-- Exercise instructions --
The records below must be written out exactly, with every picture left behind.

* * * * * * *

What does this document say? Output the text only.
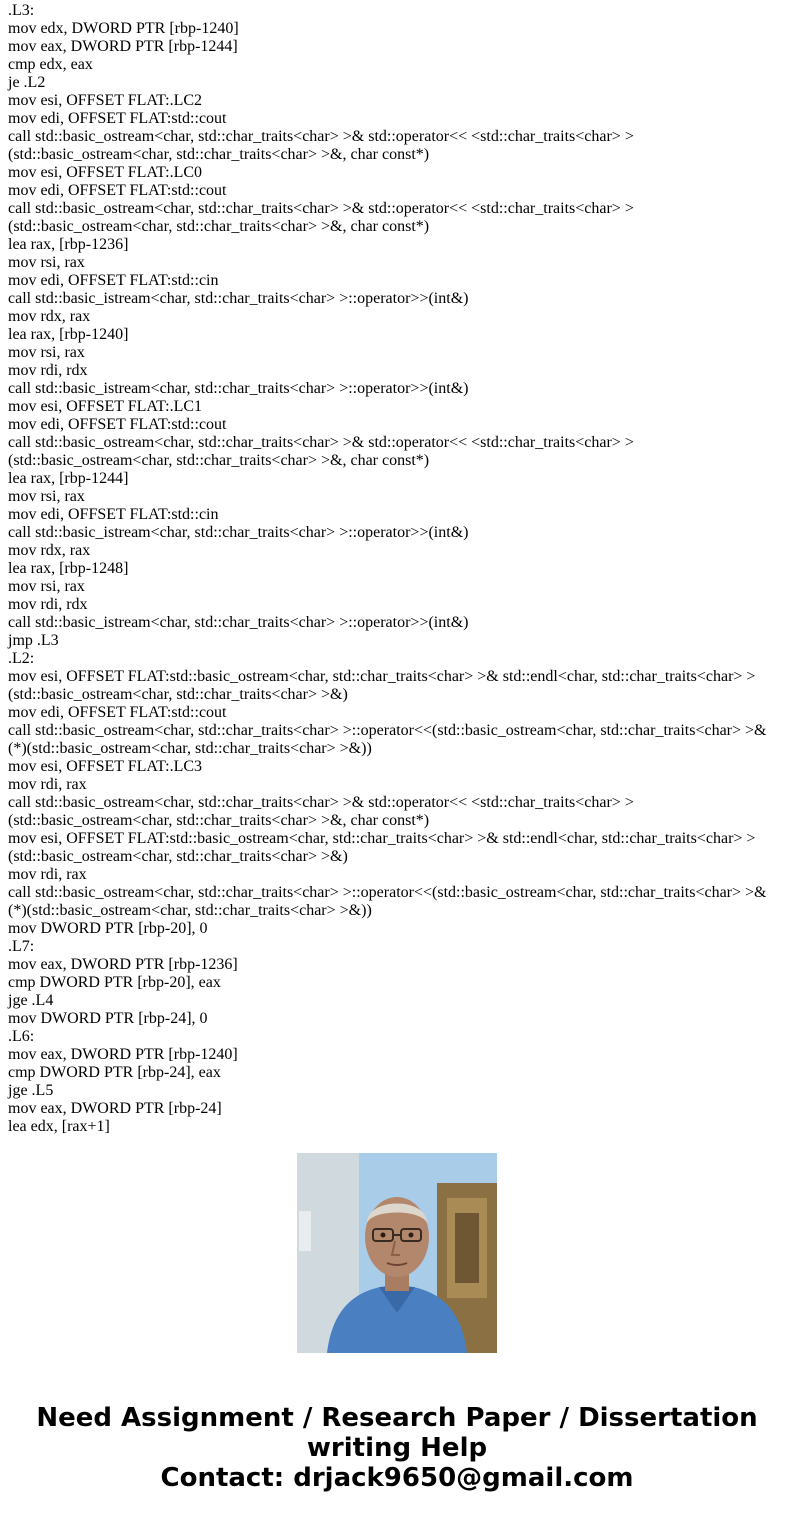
.L3:
mov edx, DWORD PTR [rbp-1240]
mov eax, DWORD PTR [rbp-1244]
cmp edx, eax
je .L2
mov esi, OFFSET FLAT:.LC2
mov edi, OFFSET FLAT:std::cout
call std::basic_ostream<char, std::char_traits<char> >& std::operator<< <std::char_traits<char> > (std::basic_ostream<char, std::char_traits<char> >&, char const*)
mov esi, OFFSET FLAT:.LC0
mov edi, OFFSET FLAT:std::cout
call std::basic_ostream<char, std::char_traits<char> >& std::operator<< <std::char_traits<char> > (std::basic_ostream<char, std::char_traits<char> >&, char const*)
lea rax, [rbp-1236]
mov rsi, rax
mov edi, OFFSET FLAT:std::cin
call std::basic_istream<char, std::char_traits<char> >::operator>>(int&)
mov rdx, rax
lea rax, [rbp-1240]
mov rsi, rax
mov rdi, rdx
call std::basic_istream<char, std::char_traits<char> >::operator>>(int&)
mov esi, OFFSET FLAT:.LC1
mov edi, OFFSET FLAT:std::cout
call std::basic_ostream<char, std::char_traits<char> >& std::operator<< <std::char_traits<char> > (std::basic_ostream<char, std::char_traits<char> >&, char const*)
lea rax, [rbp-1244]
mov rsi, rax
mov edi, OFFSET FLAT:std::cin
call std::basic_istream<char, std::char_traits<char> >::operator>>(int&)
mov rdx, rax
lea rax, [rbp-1248]
mov rsi, rax
mov rdi, rdx
call std::basic_istream<char, std::char_traits<char> >::operator>>(int&)
jmp .L3
.L2:
mov esi, OFFSET FLAT:std::basic_ostream<char, std::char_traits<char> >& std::endl<char, std::char_traits<char> > (std::basic_ostream<char, std::char_traits<char> >&)
mov edi, OFFSET FLAT:std::cout
call std::basic_ostream<char, std::char_traits<char> >::operator<<(std::basic_ostream<char, std::char_traits<char> >& (*)(std::basic_ostream<char, std::char_traits<char> >&))
mov esi, OFFSET FLAT:.LC3
mov rdi, rax
call std::basic_ostream<char, std::char_traits<char> >& std::operator<< <std::char_traits<char> > (std::basic_ostream<char, std::char_traits<char> >&, char const*)
mov esi, OFFSET FLAT:std::basic_ostream<char, std::char_traits<char> >& std::endl<char, std::char_traits<char> > (std::basic_ostream<char, std::char_traits<char> >&)
mov rdi, rax
call std::basic_ostream<char, std::char_traits<char> >::operator<<(std::basic_ostream<char, std::char_traits<char> >& (*)(std::basic_ostream<char, std::char_traits<char> >&))
mov DWORD PTR [rbp-20], 0
.L7:
mov eax, DWORD PTR [rbp-1236]
cmp DWORD PTR [rbp-20], eax
jge .L4
mov DWORD PTR [rbp-24], 0
.L6:
mov eax, DWORD PTR [rbp-1240]
cmp DWORD PTR [rbp-24], eax
jge .L5
mov eax, DWORD PTR [rbp-24]
lea edx, [rax+1]
Need Assignment / Research Paper / Dissertation
writing Help
Contact: drjack9650@gmail.com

* * * * * * *

-- Answer to this exercise --
What does this document say? Output the text only.
.L3:
mov edx, DWORD PTR [rbp-1240]
mov eax, DWORD PTR [rbp-1244]
cmp edx, eax
je .L2
mov esi, OFFSET FLAT:.LC2
mov edi, OFFSET FLAT:std::cout
call std::basic_ostream<char, std::char_traits<char> >& std::operator<< <std::char_traits<char> > (std::basic_ostream<char, std::char_traits<char> >&, char const*)
mov esi, OFFSET FLAT:.LC0
mov edi, OFFSET FLAT:std::cout
call std::basic_ostream<char, std::char_traits<char> >& std::operator<< <std::char_traits<char> > (std::basic_ostream<char, std::char_traits<char> >&, char const*)
lea rax, [rbp-1236]
mov rsi, rax
mov edi, OFFSET FLAT:std::cin
call std::basic_istream<char, std::char_traits<char> >::operator>>(int&)
mov rdx, rax
lea rax, [rbp-1240]
mov rsi, rax
mov rdi, rdx
call std::basic_istream<char, std::char_traits<char> >::operator>>(int&)
mov esi, OFFSET FLAT:.LC1
mov edi, OFFSET FLAT:std::cout
call std::basic_ostream<char, std::char_traits<char> >& std::operator<< <std::char_traits<char> > (std::basic_ostream<char, std::char_traits<char> >&, char const*)
lea rax, [rbp-1244]
mov rsi, rax
mov edi, OFFSET FLAT:std::cin
call std::basic_istream<char, std::char_traits<char> >::operator>>(int&)
mov rdx, rax
lea rax, [rbp-1248]
mov rsi, rax
mov rdi, rdx
call std::basic_istream<char, std::char_traits<char> >::operator>>(int&)
jmp .L3
.L2:
mov esi, OFFSET FLAT:std::basic_ostream<char, std::char_traits<char> >& std::endl<char, std::char_traits<char> > (std::basic_ostream<char, std::char_traits<char> >&)
mov edi, OFFSET FLAT:std::cout
call std::basic_ostream<char, std::char_traits<char> >::operator<<(std::basic_ostream<char, std::char_traits<char> >& (*)(std::basic_ostream<char, std::char_traits<char> >&))
mov esi, OFFSET FLAT:.LC3
mov rdi, rax
call std::basic_ostream<char, std::char_traits<char> >& std::operator<< <std::char_traits<char> > (std::basic_ostream<char, std::char_traits<char> >&, char const*)
mov esi, OFFSET FLAT:std::basic_ostream<char, std::char_traits<char> >& std::endl<char, std::char_traits<char> > (std::basic_ostream<char, std::char_traits<char> >&)
mov rdi, rax
call std::basic_ostream<char, std::char_traits<char> >::operator<<(std::basic_ostream<char, std::char_traits<char> >& (*)(std::basic_ostream<char, std::char_traits<char> >&))
mov DWORD PTR [rbp-20], 0
.L7:
mov eax, DWORD PTR [rbp-1236]
cmp DWORD PTR [rbp-20], eax
jge .L4
mov DWORD PTR [rbp-24], 0
.L6:
mov eax, DWORD PTR [rbp-1240]
cmp DWORD PTR [rbp-24], eax
jge .L5
mov eax, DWORD PTR [rbp-24]
lea edx, [rax+1]
Need Assignment / Research Paper / Dissertation
writing Help
Contact: drjack9650@gmail.com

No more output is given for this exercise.